Do this ::
Repeat the material exactly as it appears.

Provided records ::
○ ○ ○ ○ ○

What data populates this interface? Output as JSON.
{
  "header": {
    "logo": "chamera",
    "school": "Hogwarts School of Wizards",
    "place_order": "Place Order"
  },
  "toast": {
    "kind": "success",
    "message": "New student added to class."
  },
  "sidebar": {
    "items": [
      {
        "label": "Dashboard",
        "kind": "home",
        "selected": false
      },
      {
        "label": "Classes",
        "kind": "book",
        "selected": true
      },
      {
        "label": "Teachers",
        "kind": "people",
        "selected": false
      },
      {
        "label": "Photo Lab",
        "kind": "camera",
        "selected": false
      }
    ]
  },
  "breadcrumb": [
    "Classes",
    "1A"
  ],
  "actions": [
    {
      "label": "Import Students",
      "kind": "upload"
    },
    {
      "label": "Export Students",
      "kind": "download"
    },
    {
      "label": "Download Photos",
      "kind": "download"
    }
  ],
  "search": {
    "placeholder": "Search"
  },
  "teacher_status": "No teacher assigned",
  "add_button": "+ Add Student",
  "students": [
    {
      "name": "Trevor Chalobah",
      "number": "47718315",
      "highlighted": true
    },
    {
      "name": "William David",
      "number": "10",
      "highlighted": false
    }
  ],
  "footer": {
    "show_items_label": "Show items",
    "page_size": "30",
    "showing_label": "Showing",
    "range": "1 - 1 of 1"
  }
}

○ ○ ○ ○ ○

Completed exercise ::
What data populates this interface? Output as JSON.
{
  "header": {
    "logo": "chamera",
    "school": "Hogwarts School of Wizards",
    "place_order": "Place Order"
  },
  "toast": {
    "kind": "success",
    "message": "New student added to class."
  },
  "sidebar": {
    "items": [
      {
        "label": "Dashboard",
        "kind": "home",
        "selected": false
      },
      {
        "label": "Classes",
        "kind": "book",
        "selected": true
      },
      {
        "label": "Teachers",
        "kind": "people",
        "selected": false
      },
      {
        "label": "Photo Lab",
        "kind": "camera",
        "selected": false
      }
    ]
  },
  "breadcrumb": [
    "Classes",
    "1A"
  ],
  "actions": [
    {
      "label": "Import Students",
      "kind": "upload"
    },
    {
      "label": "Export Students",
      "kind": "download"
    },
    {
      "label": "Download Photos",
      "kind": "download"
    }
  ],
  "search": {
    "placeholder": "Search"
  },
  "teacher_status": "No teacher assigned",
  "add_button": "+ Add Student",
  "students": [
    {
      "name": "Trevor Chalobah",
      "number": "47718315",
      "highlighted": true
    },
    {
      "name": "William David",
      "number": "10",
      "highlighted": false
    }
  ],
  "footer": {
    "show_items_label": "Show items",
    "page_size": "30",
    "showing_label": "Showing",
    "range": "1 - 1 of 1"
  }
}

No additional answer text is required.